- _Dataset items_

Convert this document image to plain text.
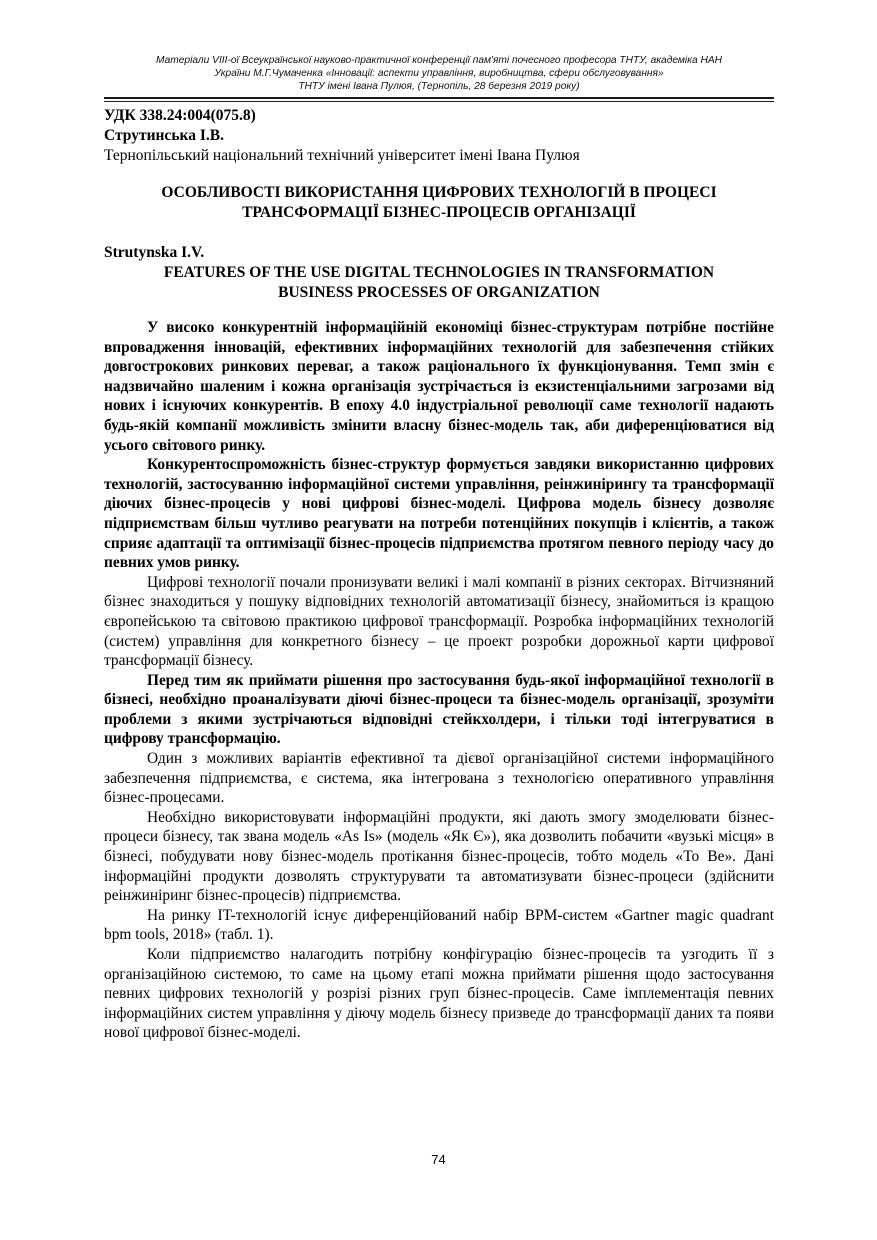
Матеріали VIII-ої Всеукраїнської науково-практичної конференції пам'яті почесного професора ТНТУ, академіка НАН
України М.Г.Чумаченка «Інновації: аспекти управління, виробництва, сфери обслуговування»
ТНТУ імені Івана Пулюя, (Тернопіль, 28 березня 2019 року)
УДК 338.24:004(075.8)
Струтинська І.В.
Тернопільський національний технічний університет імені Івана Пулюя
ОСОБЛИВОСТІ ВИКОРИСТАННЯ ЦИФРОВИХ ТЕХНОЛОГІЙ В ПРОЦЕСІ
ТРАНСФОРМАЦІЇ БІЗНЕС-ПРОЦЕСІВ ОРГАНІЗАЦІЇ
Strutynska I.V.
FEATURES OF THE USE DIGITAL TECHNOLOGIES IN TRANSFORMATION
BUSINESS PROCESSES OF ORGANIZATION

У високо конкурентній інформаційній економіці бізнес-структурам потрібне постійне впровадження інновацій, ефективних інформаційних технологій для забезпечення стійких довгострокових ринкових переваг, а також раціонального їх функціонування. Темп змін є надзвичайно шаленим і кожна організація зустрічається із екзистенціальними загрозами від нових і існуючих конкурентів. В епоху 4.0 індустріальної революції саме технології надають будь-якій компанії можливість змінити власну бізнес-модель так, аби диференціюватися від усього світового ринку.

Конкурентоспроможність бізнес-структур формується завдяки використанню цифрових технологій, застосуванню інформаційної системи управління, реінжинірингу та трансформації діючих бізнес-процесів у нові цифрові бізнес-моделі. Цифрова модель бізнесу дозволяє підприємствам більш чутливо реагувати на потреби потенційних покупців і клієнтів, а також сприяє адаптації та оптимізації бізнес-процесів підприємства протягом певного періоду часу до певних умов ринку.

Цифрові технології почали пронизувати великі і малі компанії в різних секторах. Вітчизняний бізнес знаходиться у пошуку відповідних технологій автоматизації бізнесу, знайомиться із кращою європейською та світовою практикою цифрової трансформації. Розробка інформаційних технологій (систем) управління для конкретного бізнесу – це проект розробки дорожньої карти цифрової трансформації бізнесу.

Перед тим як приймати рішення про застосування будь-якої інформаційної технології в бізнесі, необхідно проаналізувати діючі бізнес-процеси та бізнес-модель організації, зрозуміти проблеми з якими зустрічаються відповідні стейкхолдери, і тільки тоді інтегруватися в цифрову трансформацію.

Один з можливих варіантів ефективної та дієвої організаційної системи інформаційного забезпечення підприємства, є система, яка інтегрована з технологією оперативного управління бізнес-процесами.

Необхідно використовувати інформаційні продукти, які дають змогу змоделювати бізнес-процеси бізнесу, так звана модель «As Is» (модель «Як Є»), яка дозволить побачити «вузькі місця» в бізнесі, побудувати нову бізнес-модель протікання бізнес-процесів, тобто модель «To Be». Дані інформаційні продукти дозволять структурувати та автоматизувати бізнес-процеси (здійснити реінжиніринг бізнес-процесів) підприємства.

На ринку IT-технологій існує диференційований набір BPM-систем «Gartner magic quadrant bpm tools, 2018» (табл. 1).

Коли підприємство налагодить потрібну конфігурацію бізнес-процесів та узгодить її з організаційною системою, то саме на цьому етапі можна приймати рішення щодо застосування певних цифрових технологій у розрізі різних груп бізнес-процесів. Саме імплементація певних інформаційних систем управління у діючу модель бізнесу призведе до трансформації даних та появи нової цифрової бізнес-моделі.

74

- _Challenge_
Scan the data above and copy every line with "імені" in it.

- _Output_
ТНТУ імені Івана Пулюя, (Тернопіль, 28 березня 2019 року)
Тернопільський національний технічний університет імені Івана Пулюя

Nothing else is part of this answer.